> Task to complete
Extract the whole listing as it stands. Do not include the pictures.

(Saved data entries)
----
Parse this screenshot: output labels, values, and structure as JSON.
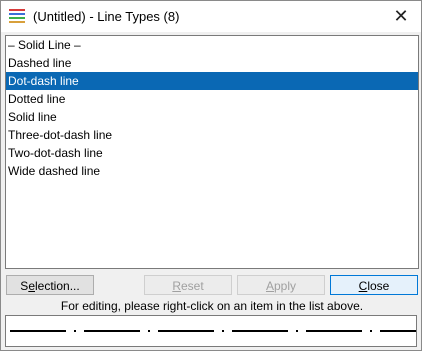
{
  "window": {
    "title": "(Untitled) - Line Types (8)"
  },
  "list": {
    "items": [
      "– Solid Line –",
      "Dashed line",
      "Dot-dash line",
      "Dotted line",
      "Solid line",
      "Three-dot-dash line",
      "Two-dot-dash line",
      "Wide dashed line"
    ],
    "selected_index": 2
  },
  "buttons": {
    "selection": {
      "pre": "S",
      "acc": "e",
      "post": "lection..."
    },
    "reset": {
      "pre": "",
      "acc": "R",
      "post": "eset"
    },
    "apply": {
      "pre": "",
      "acc": "A",
      "post": "pply"
    },
    "close": {
      "pre": "",
      "acc": "C",
      "post": "lose"
    }
  },
  "hint": "For editing, please right-click on an item in the list above.",
  "colors": {
    "selection_bg": "#0a68b4",
    "selection_fg": "#ffffff",
    "default_button_border": "#0078d7"
  },
  "icons": {
    "app": "line-types-app-icon",
    "close": "close-icon"
  }
}
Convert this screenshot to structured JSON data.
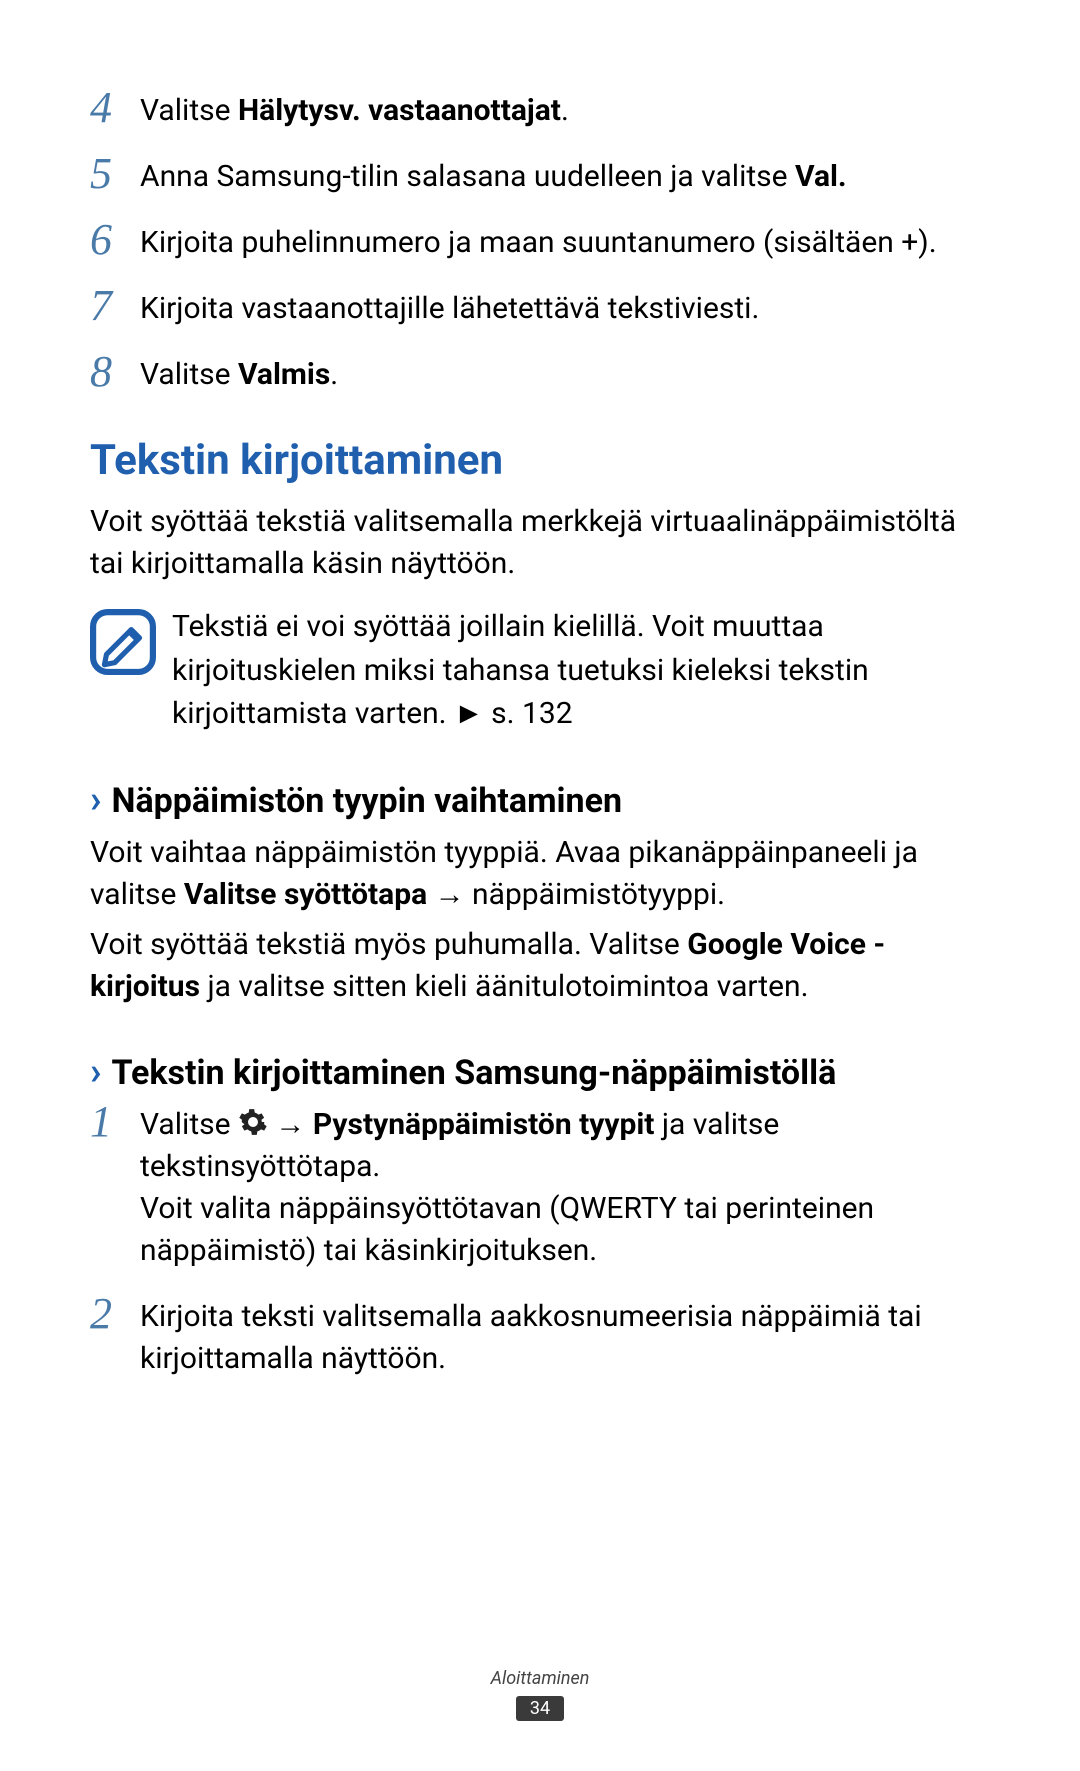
{
  "steps_a": [
    {
      "num": "4",
      "pre": "Valitse ",
      "bold": "Hälytysv. vastaanottajat",
      "post": "."
    },
    {
      "num": "5",
      "pre": "Anna Samsung-tilin salasana uudelleen ja valitse ",
      "bold": "Val.",
      "post": ""
    },
    {
      "num": "6",
      "pre": "Kirjoita puhelinnumero ja maan suuntanumero (sisältäen +).",
      "bold": "",
      "post": ""
    },
    {
      "num": "7",
      "pre": "Kirjoita vastaanottajille lähetettävä tekstiviesti.",
      "bold": "",
      "post": ""
    },
    {
      "num": "8",
      "pre": "Valitse ",
      "bold": "Valmis",
      "post": "."
    }
  ],
  "heading_main": "Tekstin kirjoittaminen",
  "intro_para": "Voit syöttää tekstiä valitsemalla merkkejä virtuaalinäppäimistöltä tai kirjoittamalla käsin näyttöön.",
  "note_text": "Tekstiä ei voi syöttää joillain kielillä. Voit muuttaa kirjoituskielen miksi tahansa tuetuksi kieleksi tekstin kirjoittamista varten. ► s. 132",
  "sub1_title": "Näppäimistön tyypin vaihtaminen",
  "sub1_p1_pre": "Voit vaihtaa näppäimistön tyyppiä. Avaa pikanäppäinpaneeli ja valitse ",
  "sub1_p1_bold": "Valitse syöttötapa",
  "sub1_p1_post": " → näppäimistötyyppi.",
  "sub1_p2_pre": "Voit syöttää tekstiä myös puhumalla. Valitse ",
  "sub1_p2_bold": "Google Voice -kirjoitus",
  "sub1_p2_post": " ja valitse sitten kieli äänitulotoimintoa varten.",
  "sub2_title": "Tekstin kirjoittaminen Samsung-näppäimistöllä",
  "steps_b": {
    "s1_num": "1",
    "s1_pre": "Valitse ",
    "s1_bold": "Pystynäppäimistön tyypit",
    "s1_post": " ja valitse tekstinsyöttötapa.",
    "s1_extra": "Voit valita näppäinsyöttötavan (QWERTY tai perinteinen näppäimistö) tai käsinkirjoituksen.",
    "s2_num": "2",
    "s2_text": "Kirjoita teksti valitsemalla aakkosnumeerisia näppäimiä tai kirjoittamalla näyttöön."
  },
  "footer_label": "Aloittaminen",
  "page_number": "34"
}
----
> Reply
Parse this screenshot: output labels, values, and structure as JSON.
{
  "window": {
    "title": "(Untitled) - Line Types (8)"
  },
  "list": {
    "items": [
      "– Solid Line –",
      "Dashed line",
      "Dot-dash line",
      "Dotted line",
      "Solid line",
      "Three-dot-dash line",
      "Two-dot-dash line",
      "Wide dashed line"
    ],
    "selected_index": 2
  },
  "buttons": {
    "selection": {
      "pre": "S",
      "acc": "e",
      "post": "lection..."
    },
    "reset": {
      "pre": "",
      "acc": "R",
      "post": "eset"
    },
    "apply": {
      "pre": "",
      "acc": "A",
      "post": "pply"
    },
    "close": {
      "pre": "",
      "acc": "C",
      "post": "lose"
    }
  },
  "hint": "For editing, please right-click on an item in the list above.",
  "colors": {
    "selection_bg": "#0a68b4",
    "selection_fg": "#ffffff",
    "default_button_border": "#0078d7"
  },
  "icons": {
    "app": "line-types-app-icon",
    "close": "close-icon"
  }
}
Convert this screenshot to structured JSON data.
{
  "steps_a": [
    {
      "num": "4",
      "pre": "Valitse ",
      "bold": "Hälytysv. vastaanottajat",
      "post": "."
    },
    {
      "num": "5",
      "pre": "Anna Samsung-tilin salasana uudelleen ja valitse ",
      "bold": "Val.",
      "post": ""
    },
    {
      "num": "6",
      "pre": "Kirjoita puhelinnumero ja maan suuntanumero (sisältäen +).",
      "bold": "",
      "post": ""
    },
    {
      "num": "7",
      "pre": "Kirjoita vastaanottajille lähetettävä tekstiviesti.",
      "bold": "",
      "post": ""
    },
    {
      "num": "8",
      "pre": "Valitse ",
      "bold": "Valmis",
      "post": "."
    }
  ],
  "heading_main": "Tekstin kirjoittaminen",
  "intro_para": "Voit syöttää tekstiä valitsemalla merkkejä virtuaalinäppäimistöltä tai kirjoittamalla käsin näyttöön.",
  "note_text": "Tekstiä ei voi syöttää joillain kielillä. Voit muuttaa kirjoituskielen miksi tahansa tuetuksi kieleksi tekstin kirjoittamista varten. ► s. 132",
  "sub1_title": "Näppäimistön tyypin vaihtaminen",
  "sub1_p1_pre": "Voit vaihtaa näppäimistön tyyppiä. Avaa pikanäppäinpaneeli ja valitse ",
  "sub1_p1_bold": "Valitse syöttötapa",
  "sub1_p1_post": " → näppäimistötyyppi.",
  "sub1_p2_pre": "Voit syöttää tekstiä myös puhumalla. Valitse ",
  "sub1_p2_bold": "Google Voice -kirjoitus",
  "sub1_p2_post": " ja valitse sitten kieli äänitulotoimintoa varten.",
  "sub2_title": "Tekstin kirjoittaminen Samsung-näppäimistöllä",
  "steps_b": {
    "s1_num": "1",
    "s1_pre": "Valitse ",
    "s1_bold": "Pystynäppäimistön tyypit",
    "s1_post": " ja valitse tekstinsyöttötapa.",
    "s1_extra": "Voit valita näppäinsyöttötavan (QWERTY tai perinteinen näppäimistö) tai käsinkirjoituksen.",
    "s2_num": "2",
    "s2_text": "Kirjoita teksti valitsemalla aakkosnumeerisia näppäimiä tai kirjoittamalla näyttöön."
  },
  "footer_label": "Aloittaminen",
  "page_number": "34"
}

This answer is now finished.